Begin
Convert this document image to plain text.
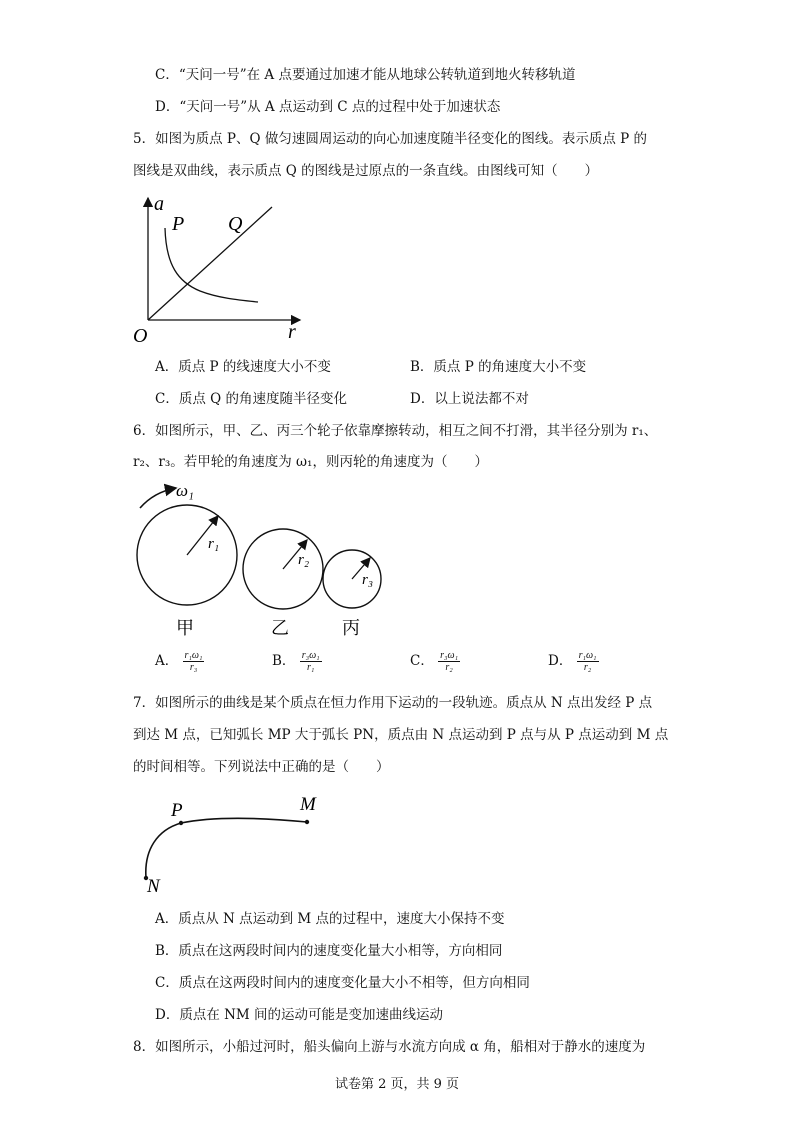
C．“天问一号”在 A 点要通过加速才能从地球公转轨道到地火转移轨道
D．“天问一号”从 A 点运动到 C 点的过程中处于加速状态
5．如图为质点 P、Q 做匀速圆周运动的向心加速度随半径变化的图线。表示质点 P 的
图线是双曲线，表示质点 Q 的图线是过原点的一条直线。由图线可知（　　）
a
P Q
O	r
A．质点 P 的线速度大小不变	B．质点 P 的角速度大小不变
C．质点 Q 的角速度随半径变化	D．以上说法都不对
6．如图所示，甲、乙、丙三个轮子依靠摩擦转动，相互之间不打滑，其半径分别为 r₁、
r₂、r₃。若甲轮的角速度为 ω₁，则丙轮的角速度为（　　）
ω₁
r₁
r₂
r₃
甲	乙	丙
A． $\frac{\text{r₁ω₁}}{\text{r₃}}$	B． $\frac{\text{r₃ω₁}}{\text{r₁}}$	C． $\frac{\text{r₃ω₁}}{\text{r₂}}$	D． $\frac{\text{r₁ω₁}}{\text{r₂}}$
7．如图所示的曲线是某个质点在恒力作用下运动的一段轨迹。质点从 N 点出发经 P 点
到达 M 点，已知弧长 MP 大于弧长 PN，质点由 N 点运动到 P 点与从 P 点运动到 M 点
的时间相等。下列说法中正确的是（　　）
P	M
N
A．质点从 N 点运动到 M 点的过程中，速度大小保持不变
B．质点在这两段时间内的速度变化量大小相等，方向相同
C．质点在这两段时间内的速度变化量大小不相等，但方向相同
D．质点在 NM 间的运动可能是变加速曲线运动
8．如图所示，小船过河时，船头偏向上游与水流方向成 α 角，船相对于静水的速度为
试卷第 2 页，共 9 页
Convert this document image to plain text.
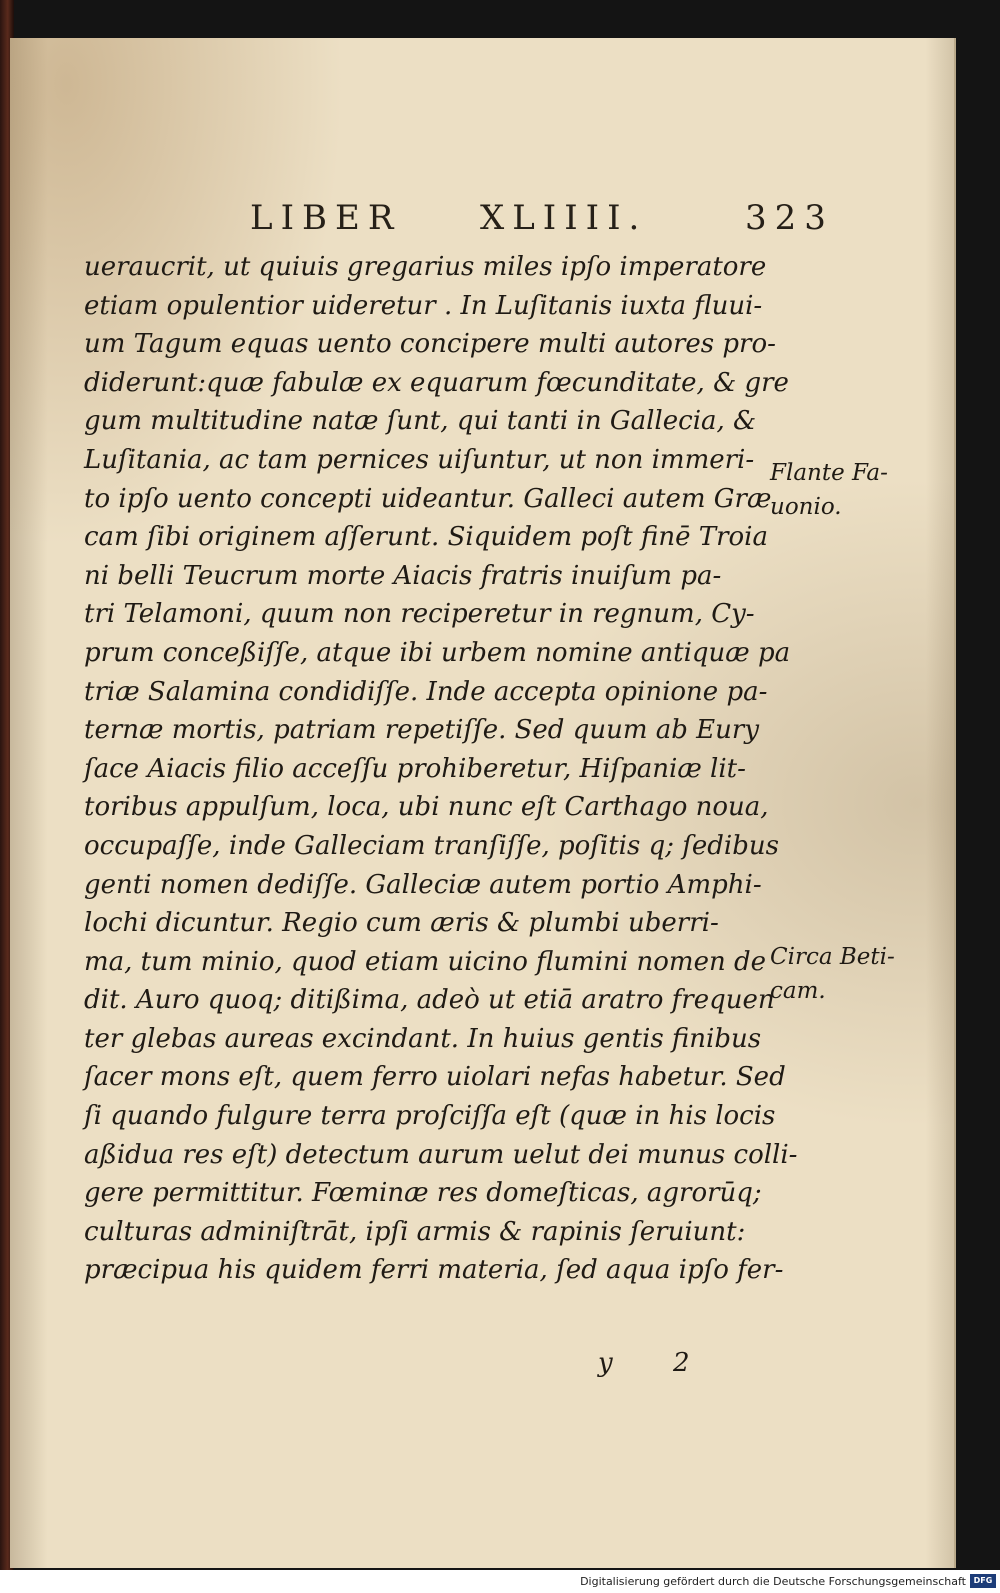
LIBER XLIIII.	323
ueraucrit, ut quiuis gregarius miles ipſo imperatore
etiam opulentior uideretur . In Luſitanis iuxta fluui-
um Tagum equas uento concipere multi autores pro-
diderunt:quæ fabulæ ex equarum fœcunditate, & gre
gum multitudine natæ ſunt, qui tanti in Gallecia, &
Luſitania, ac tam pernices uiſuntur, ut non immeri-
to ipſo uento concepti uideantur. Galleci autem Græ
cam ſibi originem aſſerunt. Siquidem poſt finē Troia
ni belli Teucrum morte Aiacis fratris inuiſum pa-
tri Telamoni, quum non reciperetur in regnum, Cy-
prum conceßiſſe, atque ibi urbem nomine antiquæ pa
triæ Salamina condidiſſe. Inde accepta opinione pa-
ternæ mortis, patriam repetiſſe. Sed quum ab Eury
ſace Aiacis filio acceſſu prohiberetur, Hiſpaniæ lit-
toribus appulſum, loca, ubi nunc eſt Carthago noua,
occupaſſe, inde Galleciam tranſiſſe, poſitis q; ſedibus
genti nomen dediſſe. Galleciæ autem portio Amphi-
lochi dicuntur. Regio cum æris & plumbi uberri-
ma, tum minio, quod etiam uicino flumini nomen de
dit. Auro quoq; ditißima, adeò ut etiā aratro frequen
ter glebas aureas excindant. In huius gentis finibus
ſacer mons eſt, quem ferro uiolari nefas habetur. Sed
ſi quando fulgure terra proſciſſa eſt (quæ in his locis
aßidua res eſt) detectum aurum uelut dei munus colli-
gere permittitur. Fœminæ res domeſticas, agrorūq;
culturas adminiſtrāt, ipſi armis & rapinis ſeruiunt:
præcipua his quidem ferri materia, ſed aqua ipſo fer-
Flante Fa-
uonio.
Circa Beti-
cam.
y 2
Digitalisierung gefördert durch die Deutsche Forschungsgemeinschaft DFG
End
Prompt: In the records above, locate every line with the string "Aiacis" and copy it.

Task response:
ni belli Teucrum morte Aiacis fratris inuiſum pa-
ſace Aiacis filio acceſſu prohiberetur, Hiſpaniæ lit-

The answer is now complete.